No images are to be carried over; print all other material exactly as it stands.

--------------------------------

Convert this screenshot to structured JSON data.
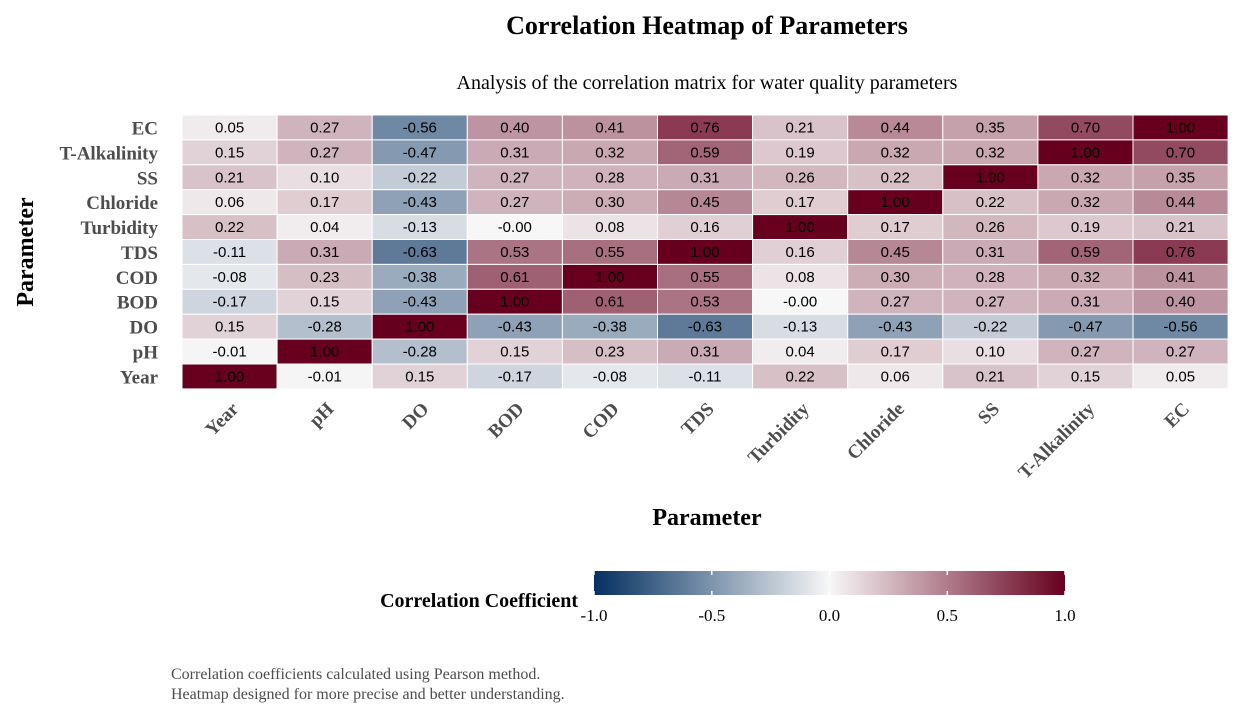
{
  "chart_data": {
    "type": "heatmap",
    "title": "Correlation Heatmap of Parameters",
    "subtitle": "Analysis of the correlation matrix for water quality parameters",
    "xlabel": "Parameter",
    "ylabel": "Parameter",
    "x_categories": [
      "Year",
      "pH",
      "DO",
      "BOD",
      "COD",
      "TDS",
      "Turbidity",
      "Chloride",
      "SS",
      "T-Alkalinity",
      "EC"
    ],
    "y_categories_top_to_bottom": [
      "EC",
      "T-Alkalinity",
      "SS",
      "Chloride",
      "Turbidity",
      "TDS",
      "COD",
      "BOD",
      "DO",
      "pH",
      "Year"
    ],
    "values": [
      [
        "0.05",
        "0.27",
        "-0.56",
        "0.40",
        "0.41",
        "0.76",
        "0.21",
        "0.44",
        "0.35",
        "0.70",
        "1.00"
      ],
      [
        "0.15",
        "0.27",
        "-0.47",
        "0.31",
        "0.32",
        "0.59",
        "0.19",
        "0.32",
        "0.32",
        "1.00",
        "0.70"
      ],
      [
        "0.21",
        "0.10",
        "-0.22",
        "0.27",
        "0.28",
        "0.31",
        "0.26",
        "0.22",
        "1.00",
        "0.32",
        "0.35"
      ],
      [
        "0.06",
        "0.17",
        "-0.43",
        "0.27",
        "0.30",
        "0.45",
        "0.17",
        "1.00",
        "0.22",
        "0.32",
        "0.44"
      ],
      [
        "0.22",
        "0.04",
        "-0.13",
        "-0.00",
        "0.08",
        "0.16",
        "1.00",
        "0.17",
        "0.26",
        "0.19",
        "0.21"
      ],
      [
        "-0.11",
        "0.31",
        "-0.63",
        "0.53",
        "0.55",
        "1.00",
        "0.16",
        "0.45",
        "0.31",
        "0.59",
        "0.76"
      ],
      [
        "-0.08",
        "0.23",
        "-0.38",
        "0.61",
        "1.00",
        "0.55",
        "0.08",
        "0.30",
        "0.28",
        "0.32",
        "0.41"
      ],
      [
        "-0.17",
        "0.15",
        "-0.43",
        "1.00",
        "0.61",
        "0.53",
        "-0.00",
        "0.27",
        "0.27",
        "0.31",
        "0.40"
      ],
      [
        "0.15",
        "-0.28",
        "1.00",
        "-0.43",
        "-0.38",
        "-0.63",
        "-0.13",
        "-0.43",
        "-0.22",
        "-0.47",
        "-0.56"
      ],
      [
        "-0.01",
        "1.00",
        "-0.28",
        "0.15",
        "0.23",
        "0.31",
        "0.04",
        "0.17",
        "0.10",
        "0.27",
        "0.27"
      ],
      [
        "1.00",
        "-0.01",
        "0.15",
        "-0.17",
        "-0.08",
        "-0.11",
        "0.22",
        "0.06",
        "0.21",
        "0.15",
        "0.05"
      ]
    ],
    "color_scale": {
      "title": "Correlation Coefficient",
      "min": -1.0,
      "max": 1.0,
      "low_color": "#053061",
      "mid_color": "#f7f7f7",
      "high_color": "#67001f",
      "ticks": [
        "-1.0",
        "-0.5",
        "0.0",
        "0.5",
        "1.0"
      ]
    },
    "legend_position": "bottom",
    "grid": false,
    "caption_lines": [
      "Correlation coefficients calculated using Pearson method.",
      "Heatmap designed for more precise and better understanding."
    ]
  }
}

--------------------------------

**Result of the task**:
Convert this screenshot to structured JSON data.
{
  "chart_data": {
    "type": "heatmap",
    "title": "Correlation Heatmap of Parameters",
    "subtitle": "Analysis of the correlation matrix for water quality parameters",
    "xlabel": "Parameter",
    "ylabel": "Parameter",
    "x_categories": [
      "Year",
      "pH",
      "DO",
      "BOD",
      "COD",
      "TDS",
      "Turbidity",
      "Chloride",
      "SS",
      "T-Alkalinity",
      "EC"
    ],
    "y_categories_top_to_bottom": [
      "EC",
      "T-Alkalinity",
      "SS",
      "Chloride",
      "Turbidity",
      "TDS",
      "COD",
      "BOD",
      "DO",
      "pH",
      "Year"
    ],
    "values": [
      [
        "0.05",
        "0.27",
        "-0.56",
        "0.40",
        "0.41",
        "0.76",
        "0.21",
        "0.44",
        "0.35",
        "0.70",
        "1.00"
      ],
      [
        "0.15",
        "0.27",
        "-0.47",
        "0.31",
        "0.32",
        "0.59",
        "0.19",
        "0.32",
        "0.32",
        "1.00",
        "0.70"
      ],
      [
        "0.21",
        "0.10",
        "-0.22",
        "0.27",
        "0.28",
        "0.31",
        "0.26",
        "0.22",
        "1.00",
        "0.32",
        "0.35"
      ],
      [
        "0.06",
        "0.17",
        "-0.43",
        "0.27",
        "0.30",
        "0.45",
        "0.17",
        "1.00",
        "0.22",
        "0.32",
        "0.44"
      ],
      [
        "0.22",
        "0.04",
        "-0.13",
        "-0.00",
        "0.08",
        "0.16",
        "1.00",
        "0.17",
        "0.26",
        "0.19",
        "0.21"
      ],
      [
        "-0.11",
        "0.31",
        "-0.63",
        "0.53",
        "0.55",
        "1.00",
        "0.16",
        "0.45",
        "0.31",
        "0.59",
        "0.76"
      ],
      [
        "-0.08",
        "0.23",
        "-0.38",
        "0.61",
        "1.00",
        "0.55",
        "0.08",
        "0.30",
        "0.28",
        "0.32",
        "0.41"
      ],
      [
        "-0.17",
        "0.15",
        "-0.43",
        "1.00",
        "0.61",
        "0.53",
        "-0.00",
        "0.27",
        "0.27",
        "0.31",
        "0.40"
      ],
      [
        "0.15",
        "-0.28",
        "1.00",
        "-0.43",
        "-0.38",
        "-0.63",
        "-0.13",
        "-0.43",
        "-0.22",
        "-0.47",
        "-0.56"
      ],
      [
        "-0.01",
        "1.00",
        "-0.28",
        "0.15",
        "0.23",
        "0.31",
        "0.04",
        "0.17",
        "0.10",
        "0.27",
        "0.27"
      ],
      [
        "1.00",
        "-0.01",
        "0.15",
        "-0.17",
        "-0.08",
        "-0.11",
        "0.22",
        "0.06",
        "0.21",
        "0.15",
        "0.05"
      ]
    ],
    "color_scale": {
      "title": "Correlation Coefficient",
      "min": -1.0,
      "max": 1.0,
      "low_color": "#053061",
      "mid_color": "#f7f7f7",
      "high_color": "#67001f",
      "ticks": [
        "-1.0",
        "-0.5",
        "0.0",
        "0.5",
        "1.0"
      ]
    },
    "legend_position": "bottom",
    "grid": false,
    "caption_lines": [
      "Correlation coefficients calculated using Pearson method.",
      "Heatmap designed for more precise and better understanding."
    ]
  }
}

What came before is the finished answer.